• [Exercise brief]
Wherever the word "servizio" appears in a line, extract that line.

──────── Task data

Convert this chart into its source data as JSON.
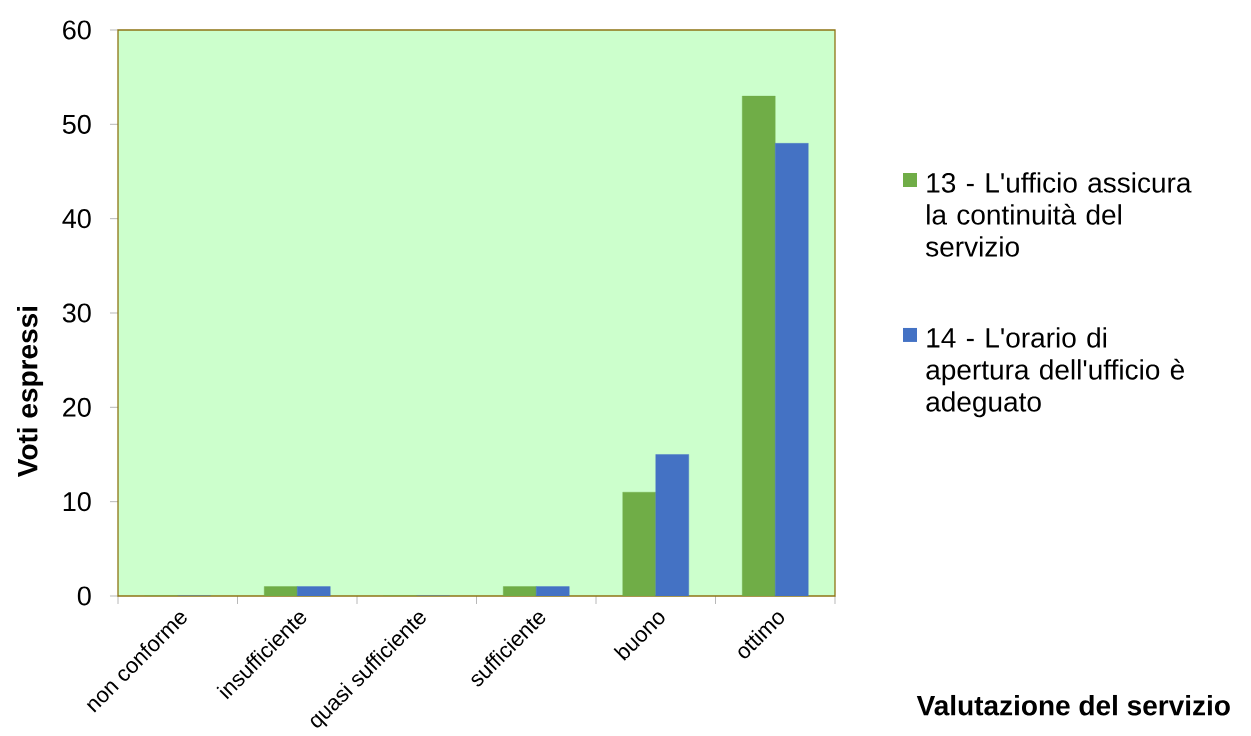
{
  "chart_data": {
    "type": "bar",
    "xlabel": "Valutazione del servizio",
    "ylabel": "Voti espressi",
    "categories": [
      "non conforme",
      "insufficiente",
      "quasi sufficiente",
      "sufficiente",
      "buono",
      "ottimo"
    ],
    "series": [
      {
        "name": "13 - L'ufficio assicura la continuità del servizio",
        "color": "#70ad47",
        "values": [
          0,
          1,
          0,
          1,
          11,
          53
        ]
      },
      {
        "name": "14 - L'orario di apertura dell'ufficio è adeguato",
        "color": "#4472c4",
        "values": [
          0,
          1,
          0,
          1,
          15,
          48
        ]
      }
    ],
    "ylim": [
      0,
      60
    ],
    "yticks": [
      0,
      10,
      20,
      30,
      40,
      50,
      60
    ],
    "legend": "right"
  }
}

────────────────

• [Task solution]
    "xlabel": "Valutazione del servizio",
        "name": "13 - L'ufficio assicura la continuità del servizio",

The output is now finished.